:: Data for the task
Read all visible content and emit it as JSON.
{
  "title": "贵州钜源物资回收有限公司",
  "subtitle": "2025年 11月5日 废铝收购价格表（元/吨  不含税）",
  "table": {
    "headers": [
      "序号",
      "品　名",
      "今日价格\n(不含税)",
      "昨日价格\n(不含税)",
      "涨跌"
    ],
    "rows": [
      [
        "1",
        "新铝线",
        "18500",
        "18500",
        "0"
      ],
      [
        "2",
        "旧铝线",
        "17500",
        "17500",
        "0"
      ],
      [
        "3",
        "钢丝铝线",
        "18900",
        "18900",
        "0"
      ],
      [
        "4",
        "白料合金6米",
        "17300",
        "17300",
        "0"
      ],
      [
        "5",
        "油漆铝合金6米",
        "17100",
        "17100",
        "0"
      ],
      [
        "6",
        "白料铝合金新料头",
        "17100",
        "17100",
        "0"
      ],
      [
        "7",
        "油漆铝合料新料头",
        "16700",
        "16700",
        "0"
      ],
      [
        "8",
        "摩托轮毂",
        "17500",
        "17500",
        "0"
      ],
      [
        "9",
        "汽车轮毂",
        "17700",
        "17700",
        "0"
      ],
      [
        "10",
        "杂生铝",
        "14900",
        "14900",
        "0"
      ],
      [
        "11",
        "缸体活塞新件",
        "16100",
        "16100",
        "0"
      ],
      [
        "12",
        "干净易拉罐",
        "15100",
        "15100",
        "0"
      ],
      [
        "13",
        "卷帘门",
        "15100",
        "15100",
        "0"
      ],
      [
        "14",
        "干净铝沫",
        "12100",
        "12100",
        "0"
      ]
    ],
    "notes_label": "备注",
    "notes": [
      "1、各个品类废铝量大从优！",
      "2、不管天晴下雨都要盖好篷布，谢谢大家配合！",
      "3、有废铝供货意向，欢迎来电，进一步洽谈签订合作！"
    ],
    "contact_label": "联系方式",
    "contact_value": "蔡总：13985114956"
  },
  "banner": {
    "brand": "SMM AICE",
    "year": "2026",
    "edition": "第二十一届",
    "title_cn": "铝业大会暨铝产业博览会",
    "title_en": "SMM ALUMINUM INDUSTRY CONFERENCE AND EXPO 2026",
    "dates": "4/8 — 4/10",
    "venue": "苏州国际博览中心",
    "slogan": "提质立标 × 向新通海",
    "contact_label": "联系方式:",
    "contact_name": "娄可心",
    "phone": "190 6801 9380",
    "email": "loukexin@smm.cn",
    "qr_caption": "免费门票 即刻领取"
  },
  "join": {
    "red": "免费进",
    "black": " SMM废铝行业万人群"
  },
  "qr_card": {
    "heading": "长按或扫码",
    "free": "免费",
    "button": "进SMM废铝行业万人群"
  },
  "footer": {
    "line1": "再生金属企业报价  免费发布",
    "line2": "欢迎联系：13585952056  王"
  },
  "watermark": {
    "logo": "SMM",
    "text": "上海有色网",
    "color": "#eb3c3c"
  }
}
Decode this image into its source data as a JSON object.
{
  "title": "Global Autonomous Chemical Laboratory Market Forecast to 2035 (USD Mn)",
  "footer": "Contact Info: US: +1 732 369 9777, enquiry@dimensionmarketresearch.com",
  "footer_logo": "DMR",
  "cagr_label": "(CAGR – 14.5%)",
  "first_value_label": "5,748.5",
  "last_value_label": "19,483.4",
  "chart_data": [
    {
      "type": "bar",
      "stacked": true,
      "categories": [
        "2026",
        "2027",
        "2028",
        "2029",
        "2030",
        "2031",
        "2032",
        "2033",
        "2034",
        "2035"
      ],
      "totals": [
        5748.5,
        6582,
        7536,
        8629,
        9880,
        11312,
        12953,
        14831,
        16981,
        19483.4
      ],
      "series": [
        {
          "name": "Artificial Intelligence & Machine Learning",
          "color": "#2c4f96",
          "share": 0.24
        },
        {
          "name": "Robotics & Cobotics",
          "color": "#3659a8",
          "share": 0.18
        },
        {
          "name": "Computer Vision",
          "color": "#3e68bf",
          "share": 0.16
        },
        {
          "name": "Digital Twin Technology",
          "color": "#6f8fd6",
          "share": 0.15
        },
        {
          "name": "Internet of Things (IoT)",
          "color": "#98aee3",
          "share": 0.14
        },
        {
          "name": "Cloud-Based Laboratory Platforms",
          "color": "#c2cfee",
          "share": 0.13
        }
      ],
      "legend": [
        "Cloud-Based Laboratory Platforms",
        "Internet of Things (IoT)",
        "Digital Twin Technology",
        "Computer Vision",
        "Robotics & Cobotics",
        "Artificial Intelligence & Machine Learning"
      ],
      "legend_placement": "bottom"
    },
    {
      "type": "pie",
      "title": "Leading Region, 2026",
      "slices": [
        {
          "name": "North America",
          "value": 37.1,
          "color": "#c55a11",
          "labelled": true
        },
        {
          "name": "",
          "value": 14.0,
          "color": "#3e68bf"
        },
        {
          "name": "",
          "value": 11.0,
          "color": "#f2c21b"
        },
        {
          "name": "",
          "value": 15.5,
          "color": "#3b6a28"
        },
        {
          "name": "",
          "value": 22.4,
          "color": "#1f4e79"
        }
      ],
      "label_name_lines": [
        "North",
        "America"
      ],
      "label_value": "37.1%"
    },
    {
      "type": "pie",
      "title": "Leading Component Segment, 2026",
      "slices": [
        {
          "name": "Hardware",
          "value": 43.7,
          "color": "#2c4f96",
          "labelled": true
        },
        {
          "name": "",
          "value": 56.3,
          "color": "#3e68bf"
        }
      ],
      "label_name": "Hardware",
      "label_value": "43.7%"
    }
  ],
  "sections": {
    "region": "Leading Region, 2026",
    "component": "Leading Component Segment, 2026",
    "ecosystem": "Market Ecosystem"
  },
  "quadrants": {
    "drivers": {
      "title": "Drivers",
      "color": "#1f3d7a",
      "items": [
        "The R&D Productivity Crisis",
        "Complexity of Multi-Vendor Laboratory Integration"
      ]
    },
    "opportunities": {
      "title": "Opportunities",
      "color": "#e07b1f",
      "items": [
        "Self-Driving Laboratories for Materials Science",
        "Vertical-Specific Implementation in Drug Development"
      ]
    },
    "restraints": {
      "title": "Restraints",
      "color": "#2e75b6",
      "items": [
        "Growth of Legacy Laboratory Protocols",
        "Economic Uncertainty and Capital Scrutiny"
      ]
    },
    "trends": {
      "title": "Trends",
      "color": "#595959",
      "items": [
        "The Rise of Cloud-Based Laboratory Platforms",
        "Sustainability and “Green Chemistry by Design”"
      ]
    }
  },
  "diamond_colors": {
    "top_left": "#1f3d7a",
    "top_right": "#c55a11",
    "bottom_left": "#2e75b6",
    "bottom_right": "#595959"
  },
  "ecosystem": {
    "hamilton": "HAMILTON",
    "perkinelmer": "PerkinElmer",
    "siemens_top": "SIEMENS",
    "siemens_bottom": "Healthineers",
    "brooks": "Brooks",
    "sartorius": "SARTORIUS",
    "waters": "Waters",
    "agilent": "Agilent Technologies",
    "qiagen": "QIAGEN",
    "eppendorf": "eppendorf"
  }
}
::::
*What to do*. Make an exact copy of the data above.

*Result of the task*.
Read all visible content and emit it as JSON.
{
  "title": "贵州钜源物资回收有限公司",
  "subtitle": "2025年 11月5日 废铝收购价格表（元/吨  不含税）",
  "table": {
    "headers": [
      "序号",
      "品　名",
      "今日价格\n(不含税)",
      "昨日价格\n(不含税)",
      "涨跌"
    ],
    "rows": [
      [
        "1",
        "新铝线",
        "18500",
        "18500",
        "0"
      ],
      [
        "2",
        "旧铝线",
        "17500",
        "17500",
        "0"
      ],
      [
        "3",
        "钢丝铝线",
        "18900",
        "18900",
        "0"
      ],
      [
        "4",
        "白料合金6米",
        "17300",
        "17300",
        "0"
      ],
      [
        "5",
        "油漆铝合金6米",
        "17100",
        "17100",
        "0"
      ],
      [
        "6",
        "白料铝合金新料头",
        "17100",
        "17100",
        "0"
      ],
      [
        "7",
        "油漆铝合料新料头",
        "16700",
        "16700",
        "0"
      ],
      [
        "8",
        "摩托轮毂",
        "17500",
        "17500",
        "0"
      ],
      [
        "9",
        "汽车轮毂",
        "17700",
        "17700",
        "0"
      ],
      [
        "10",
        "杂生铝",
        "14900",
        "14900",
        "0"
      ],
      [
        "11",
        "缸体活塞新件",
        "16100",
        "16100",
        "0"
      ],
      [
        "12",
        "干净易拉罐",
        "15100",
        "15100",
        "0"
      ],
      [
        "13",
        "卷帘门",
        "15100",
        "15100",
        "0"
      ],
      [
        "14",
        "干净铝沫",
        "12100",
        "12100",
        "0"
      ]
    ],
    "notes_label": "备注",
    "notes": [
      "1、各个品类废铝量大从优！",
      "2、不管天晴下雨都要盖好篷布，谢谢大家配合！",
      "3、有废铝供货意向，欢迎来电，进一步洽谈签订合作！"
    ],
    "contact_label": "联系方式",
    "contact_value": "蔡总：13985114956"
  },
  "banner": {
    "brand": "SMM AICE",
    "year": "2026",
    "edition": "第二十一届",
    "title_cn": "铝业大会暨铝产业博览会",
    "title_en": "SMM ALUMINUM INDUSTRY CONFERENCE AND EXPO 2026",
    "dates": "4/8 — 4/10",
    "venue": "苏州国际博览中心",
    "slogan": "提质立标 × 向新通海",
    "contact_label": "联系方式:",
    "contact_name": "娄可心",
    "phone": "190 6801 9380",
    "email": "loukexin@smm.cn",
    "qr_caption": "免费门票 即刻领取"
  },
  "join": {
    "red": "免费进",
    "black": " SMM废铝行业万人群"
  },
  "qr_card": {
    "heading": "长按或扫码",
    "free": "免费",
    "button": "进SMM废铝行业万人群"
  },
  "footer": {
    "line1": "再生金属企业报价  免费发布",
    "line2": "欢迎联系：13585952056  王"
  },
  "watermark": {
    "logo": "SMM",
    "text": "上海有色网",
    "color": "#eb3c3c"
  }
}
Decode this image into its source data as a JSON object.
{
  "title": "Global Autonomous Chemical Laboratory Market Forecast to 2035 (USD Mn)",
  "footer": "Contact Info: US: +1 732 369 9777, enquiry@dimensionmarketresearch.com",
  "footer_logo": "DMR",
  "cagr_label": "(CAGR – 14.5%)",
  "first_value_label": "5,748.5",
  "last_value_label": "19,483.4",
  "chart_data": [
    {
      "type": "bar",
      "stacked": true,
      "categories": [
        "2026",
        "2027",
        "2028",
        "2029",
        "2030",
        "2031",
        "2032",
        "2033",
        "2034",
        "2035"
      ],
      "totals": [
        5748.5,
        6582,
        7536,
        8629,
        9880,
        11312,
        12953,
        14831,
        16981,
        19483.4
      ],
      "series": [
        {
          "name": "Artificial Intelligence & Machine Learning",
          "color": "#2c4f96",
          "share": 0.24
        },
        {
          "name": "Robotics & Cobotics",
          "color": "#3659a8",
          "share": 0.18
        },
        {
          "name": "Computer Vision",
          "color": "#3e68bf",
          "share": 0.16
        },
        {
          "name": "Digital Twin Technology",
          "color": "#6f8fd6",
          "share": 0.15
        },
        {
          "name": "Internet of Things (IoT)",
          "color": "#98aee3",
          "share": 0.14
        },
        {
          "name": "Cloud-Based Laboratory Platforms",
          "color": "#c2cfee",
          "share": 0.13
        }
      ],
      "legend": [
        "Cloud-Based Laboratory Platforms",
        "Internet of Things (IoT)",
        "Digital Twin Technology",
        "Computer Vision",
        "Robotics & Cobotics",
        "Artificial Intelligence & Machine Learning"
      ],
      "legend_placement": "bottom"
    },
    {
      "type": "pie",
      "title": "Leading Region, 2026",
      "slices": [
        {
          "name": "North America",
          "value": 37.1,
          "color": "#c55a11",
          "labelled": true
        },
        {
          "name": "",
          "value": 14.0,
          "color": "#3e68bf"
        },
        {
          "name": "",
          "value": 11.0,
          "color": "#f2c21b"
        },
        {
          "name": "",
          "value": 15.5,
          "color": "#3b6a28"
        },
        {
          "name": "",
          "value": 22.4,
          "color": "#1f4e79"
        }
      ],
      "label_name_lines": [
        "North",
        "America"
      ],
      "label_value": "37.1%"
    },
    {
      "type": "pie",
      "title": "Leading Component Segment, 2026",
      "slices": [
        {
          "name": "Hardware",
          "value": 43.7,
          "color": "#2c4f96",
          "labelled": true
        },
        {
          "name": "",
          "value": 56.3,
          "color": "#3e68bf"
        }
      ],
      "label_name": "Hardware",
      "label_value": "43.7%"
    }
  ],
  "sections": {
    "region": "Leading Region, 2026",
    "component": "Leading Component Segment, 2026",
    "ecosystem": "Market Ecosystem"
  },
  "quadrants": {
    "drivers": {
      "title": "Drivers",
      "color": "#1f3d7a",
      "items": [
        "The R&D Productivity Crisis",
        "Complexity of Multi-Vendor Laboratory Integration"
      ]
    },
    "opportunities": {
      "title": "Opportunities",
      "color": "#e07b1f",
      "items": [
        "Self-Driving Laboratories for Materials Science",
        "Vertical-Specific Implementation in Drug Development"
      ]
    },
    "restraints": {
      "title": "Restraints",
      "color": "#2e75b6",
      "items": [
        "Growth of Legacy Laboratory Protocols",
        "Economic Uncertainty and Capital Scrutiny"
      ]
    },
    "trends": {
      "title": "Trends",
      "color": "#595959",
      "items": [
        "The Rise of Cloud-Based Laboratory Platforms",
        "Sustainability and “Green Chemistry by Design”"
      ]
    }
  },
  "diamond_colors": {
    "top_left": "#1f3d7a",
    "top_right": "#c55a11",
    "bottom_left": "#2e75b6",
    "bottom_right": "#595959"
  },
  "ecosystem": {
    "hamilton": "HAMILTON",
    "perkinelmer": "PerkinElmer",
    "siemens_top": "SIEMENS",
    "siemens_bottom": "Healthineers",
    "brooks": "Brooks",
    "sartorius": "SARTORIUS",
    "waters": "Waters",
    "agilent": "Agilent Technologies",
    "qiagen": "QIAGEN",
    "eppendorf": "eppendorf"
  }
}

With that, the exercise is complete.